**WHAT TO PRODUCE**: Search the entries for the word "stakeholder" and pull out each line that has it.

**RECORDS FOR THIS TASK**:

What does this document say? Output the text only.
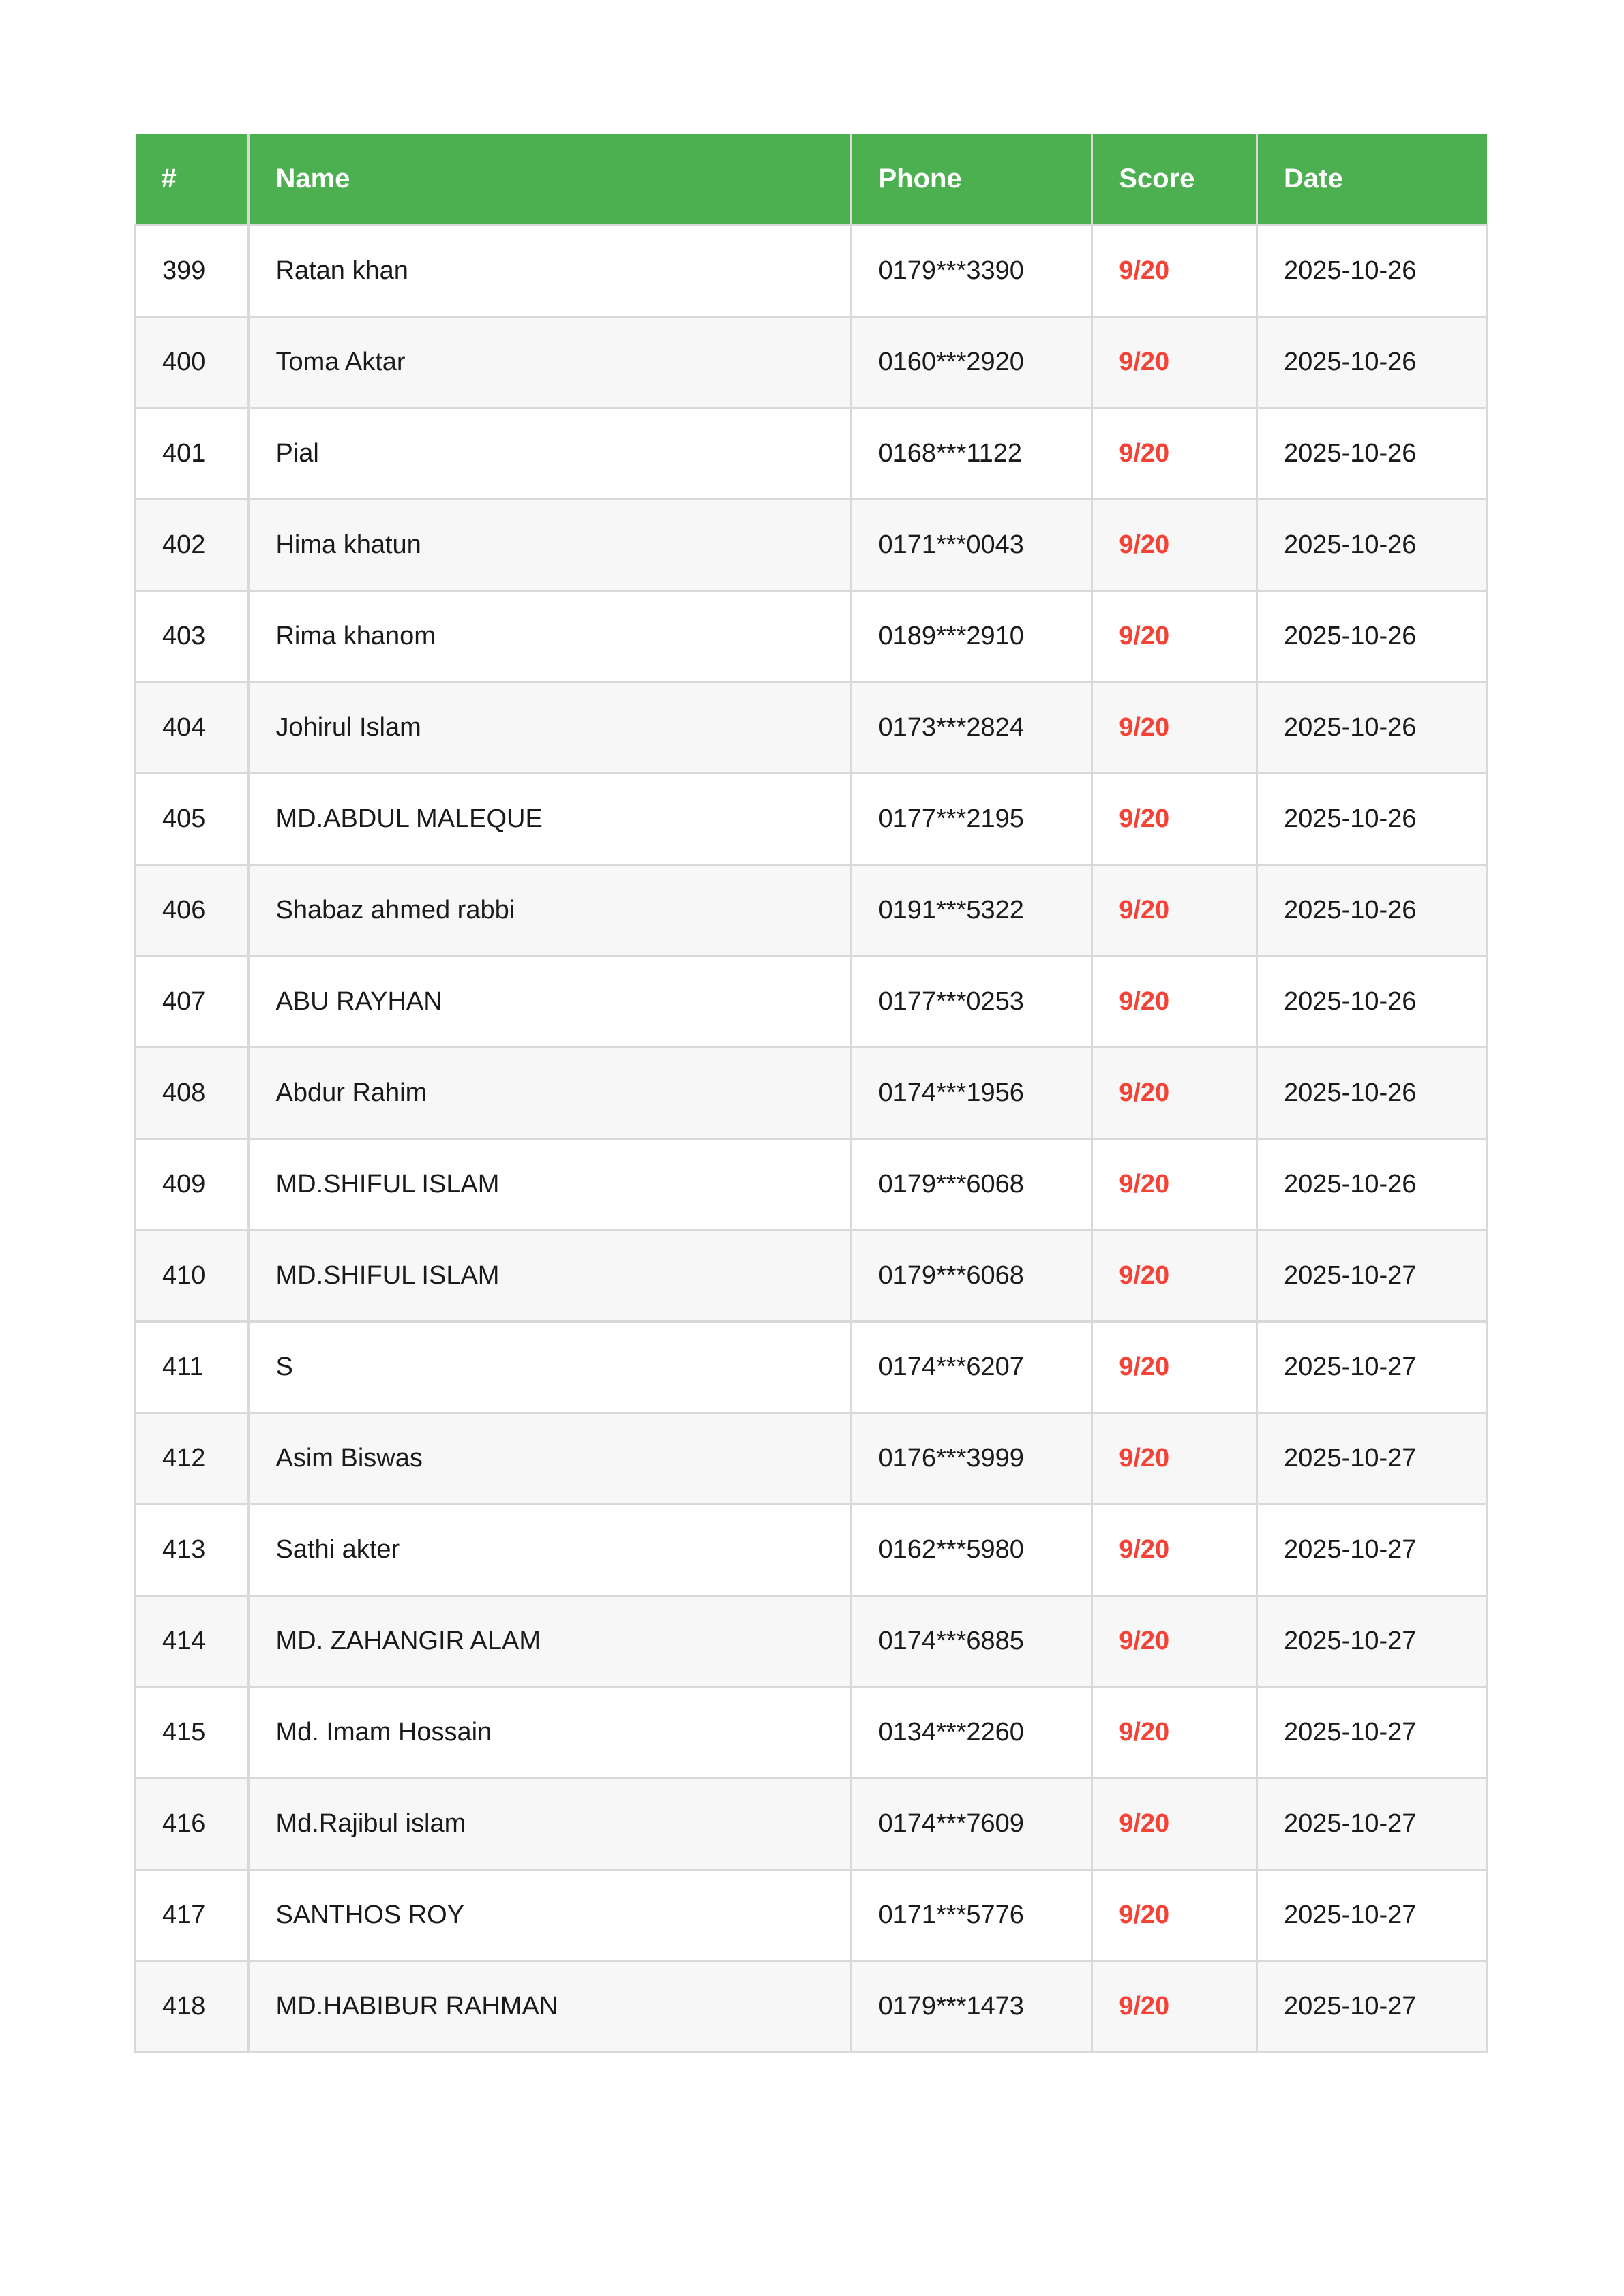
#	Name	Phone	Score	Date
399	Ratan khan	0179***3390	9/20	2025-10-26
400	Toma Aktar	0160***2920	9/20	2025-10-26
401	Pial	0168***1122	9/20	2025-10-26
402	Hima khatun	0171***0043	9/20	2025-10-26
403	Rima khanom	0189***2910	9/20	2025-10-26
404	Johirul Islam	0173***2824	9/20	2025-10-26
405	MD.ABDUL MALEQUE	0177***2195	9/20	2025-10-26
406	Shabaz ahmed rabbi	0191***5322	9/20	2025-10-26
407	ABU RAYHAN	0177***0253	9/20	2025-10-26
408	Abdur Rahim	0174***1956	9/20	2025-10-26
409	MD.SHIFUL ISLAM	0179***6068	9/20	2025-10-26
410	MD.SHIFUL ISLAM	0179***6068	9/20	2025-10-27
411	S	0174***6207	9/20	2025-10-27
412	Asim Biswas	0176***3999	9/20	2025-10-27
413	Sathi akter	0162***5980	9/20	2025-10-27
414	MD. ZAHANGIR ALAM	0174***6885	9/20	2025-10-27
415	Md. Imam Hossain	0134***2260	9/20	2025-10-27
416	Md.Rajibul islam	0174***7609	9/20	2025-10-27
417	SANTHOS ROY	0171***5776	9/20	2025-10-27
418	MD.HABIBUR RAHMAN	0179***1473	9/20	2025-10-27
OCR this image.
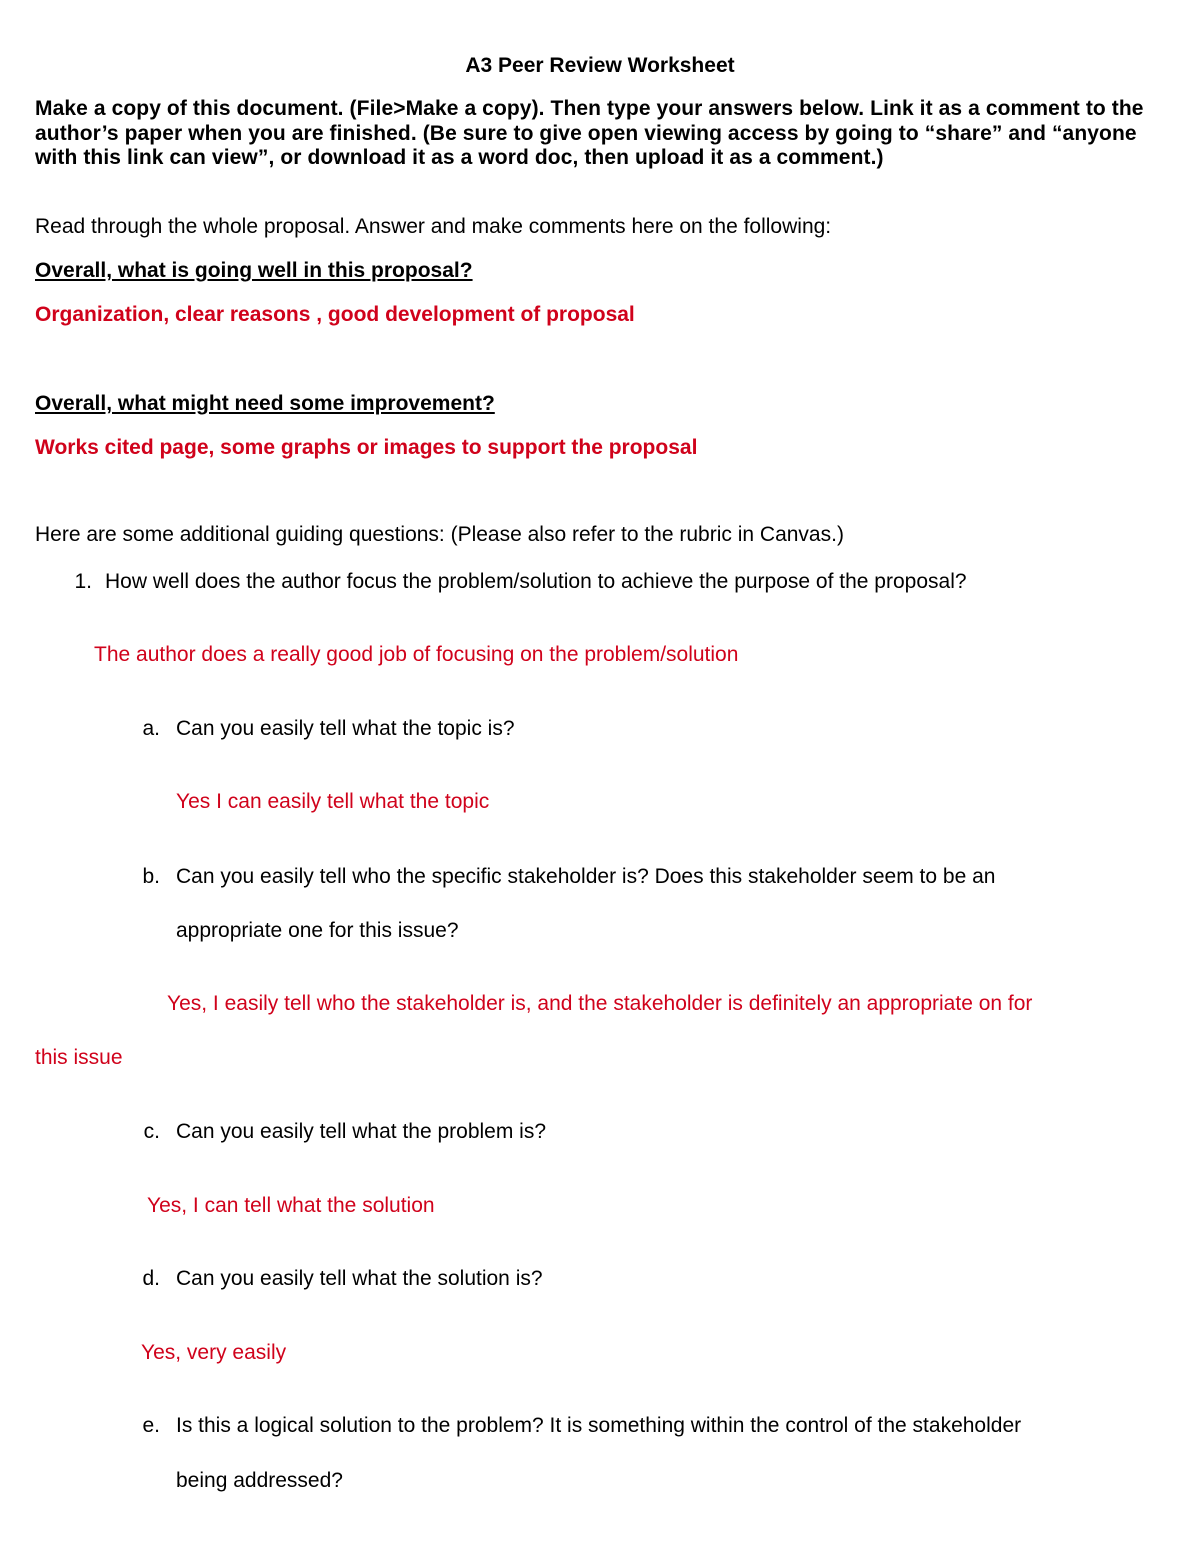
A3 Peer Review Worksheet

Make a copy of this document. (File>Make a copy). Then type your answers below. Link it as a comment to the author’s paper when you are finished. (Be sure to give open viewing access by going to “share” and “anyone with this link can view”, or download it as a word doc, then upload it as a comment.)

Read through the whole proposal. Answer and make comments here on the following:

Overall, what is going well in this proposal?

Organization, clear reasons , good development of proposal

Overall, what might need some improvement?

Works cited page, some graphs or images to support the proposal

Here are some additional guiding questions: (Please also refer to the rubric in Canvas.)

1. How well does the author focus the problem/solution to achieve the purpose of the proposal?

The author does a really good job of focusing on the problem/solution

a. Can you easily tell what the topic is?

Yes I can easily tell what the topic

b. Can you easily tell who the specific stakeholder is? Does this stakeholder seem to be an

appropriate one for this issue?

Yes, I easily tell who the stakeholder is, and the stakeholder is definitely an appropriate on for

this issue

c. Can you easily tell what the problem is?

Yes, I can tell what the solution

d. Can you easily tell what the solution is?

Yes, very easily

e. Is this a logical solution to the problem? It is something within the control of the stakeholder

being addressed?
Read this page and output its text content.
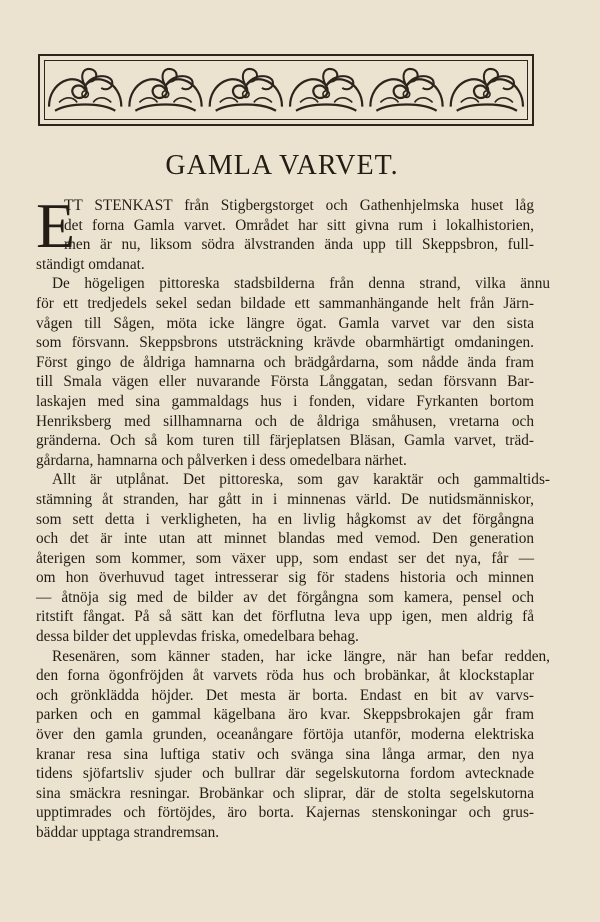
GAMLA VARVET.
E
TT STENKAST från Stigbergstorget och Gathenhjelmska huset låg
det forna Gamla varvet. Området har sitt givna rum i lokalhistorien,
men är nu, liksom södra älvstranden ända upp till Skeppsbron, full-
ständigt omdanat.
De högeligen pittoreska stadsbilderna från denna strand, vilka ännu
för ett tredjedels sekel sedan bildade ett sammanhängande helt från Järn-
vågen till Sågen, möta icke längre ögat. Gamla varvet var den sista
som försvann. Skeppsbrons utsträckning krävde obarmhärtigt omdaningen.
Först gingo de åldriga hamnarna och brädgårdarna, som nådde ända fram
till Smala vägen eller nuvarande Första Långgatan, sedan försvann Bar-
laskajen med sina gammaldags hus i fonden, vidare Fyrkanten bortom
Henriksberg med sillhamnarna och de åldriga småhusen, vretarna och
gränderna. Och så kom turen till färjeplatsen Bläsan, Gamla varvet, träd-
gårdarna, hamnarna och pålverken i dess omedelbara närhet.
Allt är utplånat. Det pittoreska, som gav karaktär och gammaltids-
stämning åt stranden, har gått in i minnenas värld. De nutidsmänniskor,
som sett detta i verkligheten, ha en livlig hågkomst av det förgångna
och det är inte utan att minnet blandas med vemod. Den generation
återigen som kommer, som växer upp, som endast ser det nya, får —
om hon överhuvud taget intresserar sig för stadens historia och minnen
— åtnöja sig med de bilder av det förgångna som kamera, pensel och
ritstift fångat. På så sätt kan det förflutna leva upp igen, men aldrig få
dessa bilder det upplevdas friska, omedelbara behag.
Resenären, som känner staden, har icke längre, när han befar redden,
den forna ögonfröjden åt varvets röda hus och brobänkar, åt klockstaplar
och grönklädda höjder. Det mesta är borta. Endast en bit av varvs-
parken och en gammal kägelbana äro kvar. Skeppsbrokajen går fram
över den gamla grunden, oceanångare förtöja utanför, moderna elektriska
kranar resa sina luftiga stativ och svänga sina långa armar, den nya
tidens sjöfartsliv sjuder och bullrar där segelskutorna fordom avtecknade
sina smäckra resningar. Brobänkar och sliprar, där de stolta segelskutorna
upptimrades och förtöjdes, äro borta. Kajernas stenskoningar och grus-
bäddar upptaga strandremsan.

**ANSWER TO THIS PROBLEM**:
b. Can you easily tell who the specific stakeholder is? Does this stakeholder seem to be an
Yes, I easily tell who the stakeholder is, and the stakeholder is definitely an appropriate on for
e. Is this a logical solution to the problem? It is something within the control of the stakeholder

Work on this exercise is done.